--- Start Information supplied ---
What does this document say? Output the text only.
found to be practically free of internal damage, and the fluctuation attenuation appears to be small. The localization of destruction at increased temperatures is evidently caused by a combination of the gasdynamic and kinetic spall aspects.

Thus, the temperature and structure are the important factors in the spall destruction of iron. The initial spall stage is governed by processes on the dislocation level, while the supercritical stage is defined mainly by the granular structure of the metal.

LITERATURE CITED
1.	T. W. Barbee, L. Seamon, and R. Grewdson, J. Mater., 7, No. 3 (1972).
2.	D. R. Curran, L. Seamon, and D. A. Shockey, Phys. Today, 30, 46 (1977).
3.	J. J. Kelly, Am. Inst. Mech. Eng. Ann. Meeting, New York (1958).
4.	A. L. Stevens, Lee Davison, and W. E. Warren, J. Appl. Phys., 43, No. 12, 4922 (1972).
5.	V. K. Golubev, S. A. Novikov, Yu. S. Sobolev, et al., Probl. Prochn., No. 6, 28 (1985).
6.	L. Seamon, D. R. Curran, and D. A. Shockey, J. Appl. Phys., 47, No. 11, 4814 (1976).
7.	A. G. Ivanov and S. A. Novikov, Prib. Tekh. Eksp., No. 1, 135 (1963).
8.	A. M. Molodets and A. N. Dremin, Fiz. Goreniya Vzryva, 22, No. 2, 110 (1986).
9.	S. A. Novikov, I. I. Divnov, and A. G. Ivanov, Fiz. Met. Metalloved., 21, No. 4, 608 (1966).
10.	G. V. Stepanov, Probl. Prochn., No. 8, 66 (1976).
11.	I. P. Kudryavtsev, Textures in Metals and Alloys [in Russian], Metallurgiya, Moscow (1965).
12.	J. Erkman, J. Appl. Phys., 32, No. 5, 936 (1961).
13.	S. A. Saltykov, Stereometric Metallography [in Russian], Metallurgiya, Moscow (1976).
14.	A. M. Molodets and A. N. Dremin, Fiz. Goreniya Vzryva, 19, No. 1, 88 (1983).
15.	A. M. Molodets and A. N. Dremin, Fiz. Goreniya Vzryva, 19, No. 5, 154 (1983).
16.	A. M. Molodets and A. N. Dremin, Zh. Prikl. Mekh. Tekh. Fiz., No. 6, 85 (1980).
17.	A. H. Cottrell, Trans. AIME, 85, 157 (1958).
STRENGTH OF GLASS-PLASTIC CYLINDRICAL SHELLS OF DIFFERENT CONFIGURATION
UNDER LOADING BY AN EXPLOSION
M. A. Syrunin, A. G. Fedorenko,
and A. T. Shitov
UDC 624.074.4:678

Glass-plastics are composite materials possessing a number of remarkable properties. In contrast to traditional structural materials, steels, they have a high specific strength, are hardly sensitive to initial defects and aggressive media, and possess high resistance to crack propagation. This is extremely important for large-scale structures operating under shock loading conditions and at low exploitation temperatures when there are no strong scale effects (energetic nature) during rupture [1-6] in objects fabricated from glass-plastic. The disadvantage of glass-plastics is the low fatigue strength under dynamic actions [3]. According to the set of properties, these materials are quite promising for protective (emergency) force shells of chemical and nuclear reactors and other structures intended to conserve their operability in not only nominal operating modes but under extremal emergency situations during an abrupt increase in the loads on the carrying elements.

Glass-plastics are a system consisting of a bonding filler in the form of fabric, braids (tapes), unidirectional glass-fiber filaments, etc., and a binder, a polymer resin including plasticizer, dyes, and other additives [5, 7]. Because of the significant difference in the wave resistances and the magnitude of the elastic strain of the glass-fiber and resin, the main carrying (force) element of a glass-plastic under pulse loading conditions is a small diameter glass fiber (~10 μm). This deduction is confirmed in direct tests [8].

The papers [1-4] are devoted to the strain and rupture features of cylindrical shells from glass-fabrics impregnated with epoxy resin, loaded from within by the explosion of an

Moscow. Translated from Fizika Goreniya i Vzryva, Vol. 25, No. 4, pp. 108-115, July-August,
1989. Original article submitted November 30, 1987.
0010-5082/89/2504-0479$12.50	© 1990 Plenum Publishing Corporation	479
--- End Information supplied ---
What is the number of lines that hold the string "Prochn"? Reply with that number alone.

■ **Written reply**:
2